— START Information provided —

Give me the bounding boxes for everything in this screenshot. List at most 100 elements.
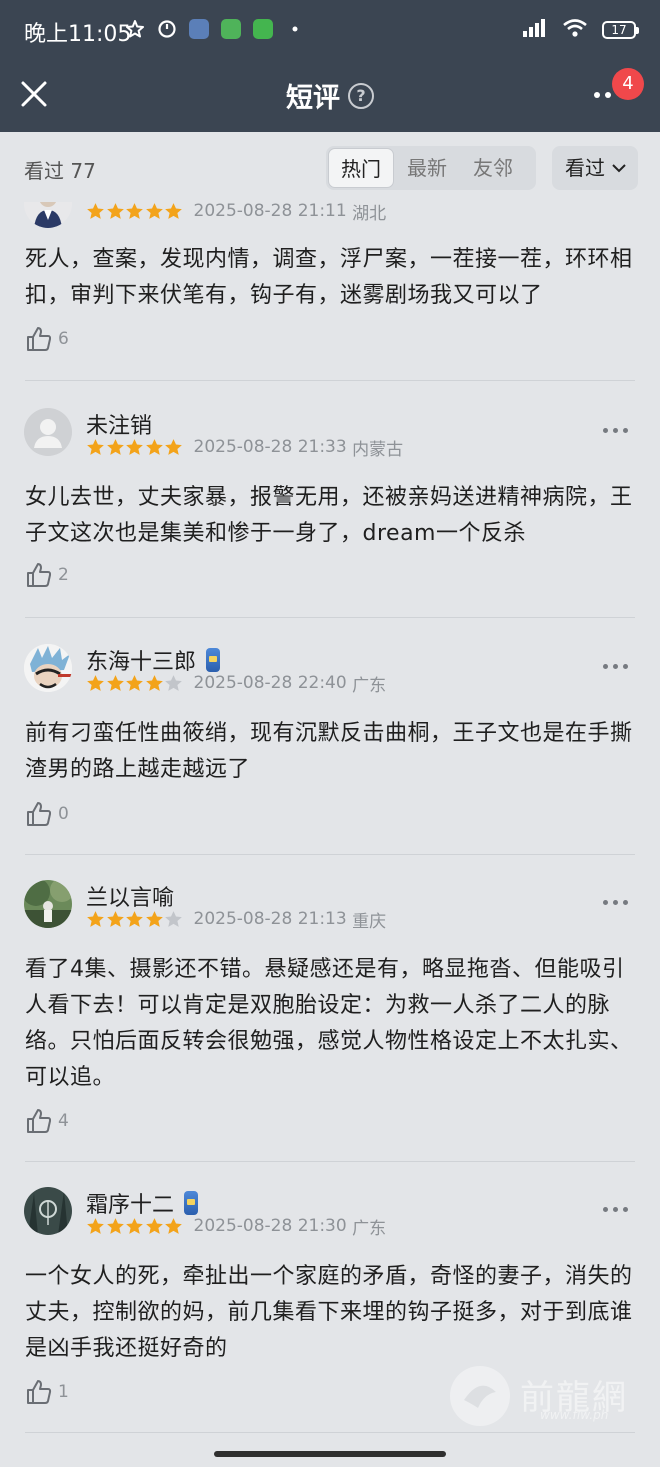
star-filled-icon (106, 202, 124, 219)
help-icon[interactable]: ? (348, 82, 374, 109)
like-button[interactable]: 4 (26, 1108, 69, 1134)
watched-filter-dropdown[interactable]: 看过 (552, 146, 638, 190)
chevron-down-icon (612, 146, 626, 190)
divider (25, 1161, 635, 1162)
star-filled-icon (126, 674, 143, 691)
star-filled-icon (87, 910, 104, 927)
avatar[interactable] (24, 880, 72, 928)
review-location: 内蒙古 (352, 439, 404, 460)
filter-label: 看过 (565, 156, 605, 180)
star-filled-icon (145, 438, 163, 455)
review-more-button[interactable] (603, 664, 628, 669)
tab-friends[interactable]: 友邻 (460, 148, 526, 188)
title-bar: 短评? 4 (0, 60, 660, 132)
review-location: 湖北 (352, 203, 387, 224)
like-button[interactable]: 2 (26, 562, 69, 588)
vip-badge-icon (184, 1191, 199, 1215)
timer-icon (156, 18, 178, 40)
tab-latest[interactable]: 最新 (394, 148, 460, 188)
review-meta: 2025-08-28 22:40 广东 (86, 672, 387, 696)
star-filled-icon (106, 674, 124, 691)
star-filled-icon (126, 438, 143, 455)
avatar[interactable] (24, 644, 72, 692)
battery-icon: 17 (602, 21, 639, 39)
review-date: 2025-08-28 21:13 (193, 909, 347, 929)
star-rating (86, 202, 184, 221)
star-filled-icon (126, 910, 143, 927)
star-filled-icon (87, 438, 104, 455)
avatar[interactable] (24, 1187, 72, 1235)
dot (623, 428, 628, 433)
star-filled-icon (145, 1217, 163, 1234)
top-bar: 晚上11:05 17 短评? 4 (0, 0, 660, 132)
watched-number: 77 (70, 159, 96, 183)
dot (603, 428, 608, 433)
star-filled-icon (145, 674, 163, 691)
star-filled-icon (145, 910, 163, 927)
home-indicator[interactable] (214, 1451, 446, 1457)
like-count: 0 (58, 804, 69, 824)
like-count: 6 (58, 329, 69, 349)
review-date: 2025-08-28 22:40 (193, 673, 347, 693)
star-filled-icon (87, 202, 104, 219)
star-empty-icon (165, 674, 182, 691)
message-icon (220, 18, 242, 40)
review-content: 前有刁蛮任性曲筱绡，现有沉默反击曲桐，王子文也是在手撕渣男的路上越走越远了 (25, 721, 633, 782)
star-filled-icon (126, 202, 143, 219)
star-filled-icon (106, 910, 124, 927)
like-button[interactable]: 0 (26, 801, 69, 827)
dot (603, 1207, 608, 1212)
dot (623, 900, 628, 905)
star-rating (86, 910, 184, 929)
app-icon (188, 18, 210, 40)
thumbs-up-icon (27, 1109, 52, 1133)
star-filled-icon (106, 438, 124, 455)
status-system-icons: 17 (522, 18, 639, 42)
tab-hot[interactable]: 热门 (328, 148, 394, 188)
review-date: 2025-08-28 21:11 (193, 202, 347, 221)
star-filled-icon (165, 438, 182, 455)
thumbs-up-icon (27, 563, 52, 587)
review-date: 2025-08-28 21:33 (193, 437, 347, 457)
avatar[interactable] (24, 408, 72, 456)
review-more-button[interactable] (603, 428, 628, 433)
page-title: 短评 (286, 83, 340, 114)
star-rating (86, 674, 184, 693)
review-more-button[interactable] (603, 1207, 628, 1212)
status-bar: 晚上11:05 17 (0, 0, 660, 60)
review-meta: 2025-08-28 21:30 广东 (86, 1215, 386, 1239)
more-dot (593, 92, 600, 98)
watched-label: 看过 (24, 159, 64, 183)
review-location: 广东 (352, 675, 387, 696)
like-button[interactable]: 6 (26, 326, 69, 352)
status-notification-icons (124, 18, 306, 40)
review-content: 一个女人的死，牵扯出一个家庭的矛盾，奇怪的妻子，消失的丈夫，控制欲的妈，前几集看… (25, 1264, 633, 1361)
wifi-icon (562, 18, 588, 42)
dot (613, 664, 618, 669)
status-time: 晚上11:05 (24, 22, 132, 47)
star-filled-icon (106, 1217, 124, 1234)
star-filled-icon (165, 202, 182, 219)
avatar[interactable] (24, 202, 72, 228)
vip-badge-icon (206, 648, 221, 672)
like-count: 4 (58, 1111, 69, 1131)
review-content: 看了4集、摄影还不错。悬疑感还是有，略显拖沓、但能吸引人看下去！可以肯定是双胞胎… (25, 957, 633, 1090)
dot (603, 900, 608, 905)
star-rating (86, 438, 184, 457)
thumbs-up-icon (27, 327, 52, 351)
review-more-button[interactable] (603, 900, 628, 905)
more-dot (604, 92, 611, 98)
review-meta: 2025-08-28 21:33 内蒙古 (86, 436, 404, 460)
star-filled-icon (87, 1217, 104, 1234)
divider (25, 1432, 635, 1433)
star-rating (86, 1217, 184, 1236)
dot (613, 428, 618, 433)
star-filled-icon (126, 1217, 143, 1234)
star-filled-icon (145, 202, 163, 219)
star-filled-icon (165, 1217, 182, 1234)
dot (613, 900, 618, 905)
notification-badge[interactable]: 4 (612, 68, 644, 100)
like-button[interactable]: 1 (26, 1379, 69, 1405)
flower-icon (124, 18, 146, 40)
review-list[interactable]: 2025-08-28 21:11 湖北 死人，查案，发现内情，调查，浮尸案，一茬… (0, 202, 660, 1467)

— END Information provided —

Extract every line of the records above, character for character, but leave out the picture.

◆ Response to this task
Give me the bounding boxes for everything in this screenshot. List at most 100 elements.
star-filled-icon (106, 202, 124, 219)
help-icon[interactable]: ? (348, 82, 374, 109)
like-button[interactable]: 4 (26, 1108, 69, 1134)
watched-filter-dropdown[interactable]: 看过 (552, 146, 638, 190)
chevron-down-icon (612, 146, 626, 190)
divider (25, 1161, 635, 1162)
star-filled-icon (126, 674, 143, 691)
star-filled-icon (87, 910, 104, 927)
avatar[interactable] (24, 880, 72, 928)
review-location: 内蒙古 (352, 439, 404, 460)
filter-label: 看过 (565, 156, 605, 180)
star-filled-icon (145, 438, 163, 455)
review-more-button[interactable] (603, 664, 628, 669)
tab-friends[interactable]: 友邻 (460, 148, 526, 188)
title-bar: 短评? 4 (0, 60, 660, 132)
review-location: 湖北 (352, 203, 387, 224)
like-button[interactable]: 2 (26, 562, 69, 588)
vip-badge-icon (184, 1191, 199, 1215)
timer-icon (156, 18, 178, 40)
tab-latest[interactable]: 最新 (394, 148, 460, 188)
review-meta: 2025-08-28 22:40 广东 (86, 672, 387, 696)
star-filled-icon (106, 674, 124, 691)
star-filled-icon (126, 438, 143, 455)
avatar[interactable] (24, 644, 72, 692)
battery-icon: 17 (602, 21, 639, 39)
review-date: 2025-08-28 21:13 (193, 909, 347, 929)
star-rating (86, 202, 184, 221)
star-filled-icon (126, 910, 143, 927)
star-filled-icon (87, 438, 104, 455)
avatar[interactable] (24, 1187, 72, 1235)
dot (623, 428, 628, 433)
star-filled-icon (145, 1217, 163, 1234)
top-bar: 晚上11:05 17 短评? 4 (0, 0, 660, 132)
watched-number: 77 (70, 159, 96, 183)
dot (603, 428, 608, 433)
star-filled-icon (145, 674, 163, 691)
star-filled-icon (145, 910, 163, 927)
home-indicator[interactable] (214, 1451, 446, 1457)
like-count: 0 (58, 804, 69, 824)
like-count: 6 (58, 329, 69, 349)
review-date: 2025-08-28 22:40 (193, 673, 347, 693)
star-filled-icon (87, 202, 104, 219)
star-empty-icon (165, 674, 182, 691)
message-icon (220, 18, 242, 40)
review-content: 前有刁蛮任性曲筱绡，现有沉默反击曲桐，王子文也是在手撕渣男的路上越走越远了 (25, 721, 633, 782)
star-filled-icon (126, 202, 143, 219)
star-filled-icon (106, 910, 124, 927)
like-button[interactable]: 0 (26, 801, 69, 827)
dot (603, 1207, 608, 1212)
dot (623, 900, 628, 905)
star-rating (86, 910, 184, 929)
app-icon (188, 18, 210, 40)
thumbs-up-icon (27, 1109, 52, 1133)
star-filled-icon (106, 438, 124, 455)
status-system-icons: 17 (522, 18, 639, 42)
tab-hot[interactable]: 热门 (328, 148, 394, 188)
review-date: 2025-08-28 21:11 (193, 202, 347, 221)
star-filled-icon (165, 438, 182, 455)
thumbs-up-icon (27, 563, 52, 587)
review-date: 2025-08-28 21:33 (193, 437, 347, 457)
avatar[interactable] (24, 408, 72, 456)
review-more-button[interactable] (603, 428, 628, 433)
page-title: 短评 (286, 83, 340, 114)
star-rating (86, 674, 184, 693)
review-more-button[interactable] (603, 1207, 628, 1212)
status-bar: 晚上11:05 17 (0, 0, 660, 60)
review-meta: 2025-08-28 21:30 广东 (86, 1215, 386, 1239)
more-dot (593, 92, 600, 98)
watched-label: 看过 (24, 159, 64, 183)
review-location: 广东 (352, 675, 387, 696)
like-button[interactable]: 6 (26, 326, 69, 352)
status-notification-icons (124, 18, 306, 40)
review-content: 一个女人的死，牵扯出一个家庭的矛盾，奇怪的妻子，消失的丈夫，控制欲的妈，前几集看… (25, 1264, 633, 1361)
wifi-icon (562, 18, 588, 42)
dot (613, 664, 618, 669)
status-time: 晚上11:05 (24, 22, 132, 47)
star-filled-icon (106, 1217, 124, 1234)
star-filled-icon (165, 202, 182, 219)
avatar[interactable] (24, 202, 72, 228)
vip-badge-icon (206, 648, 221, 672)
like-count: 4 (58, 1111, 69, 1131)
review-content: 看了4集、摄影还不错。悬疑感还是有，略显拖沓、但能吸引人看下去！可以肯定是双胞胎… (25, 957, 633, 1090)
dot (603, 900, 608, 905)
star-rating (86, 438, 184, 457)
thumbs-up-icon (27, 327, 52, 351)
review-more-button[interactable] (603, 900, 628, 905)
more-dot (604, 92, 611, 98)
review-meta: 2025-08-28 21:33 内蒙古 (86, 436, 404, 460)
star-filled-icon (87, 1217, 104, 1234)
divider (25, 1432, 635, 1433)
star-rating (86, 1217, 184, 1236)
dot (613, 428, 618, 433)
star-filled-icon (126, 1217, 143, 1234)
star-filled-icon (145, 202, 163, 219)
star-filled-icon (165, 1217, 182, 1234)
dot (613, 900, 618, 905)
notification-badge[interactable]: 4 (612, 68, 644, 100)
like-button[interactable]: 1 (26, 1379, 69, 1405)
flower-icon (124, 18, 146, 40)
review-list[interactable]: 2025-08-28 21:11 湖北 死人，查案，发现内情，调查，浮尸案，一茬… (0, 202, 660, 1467)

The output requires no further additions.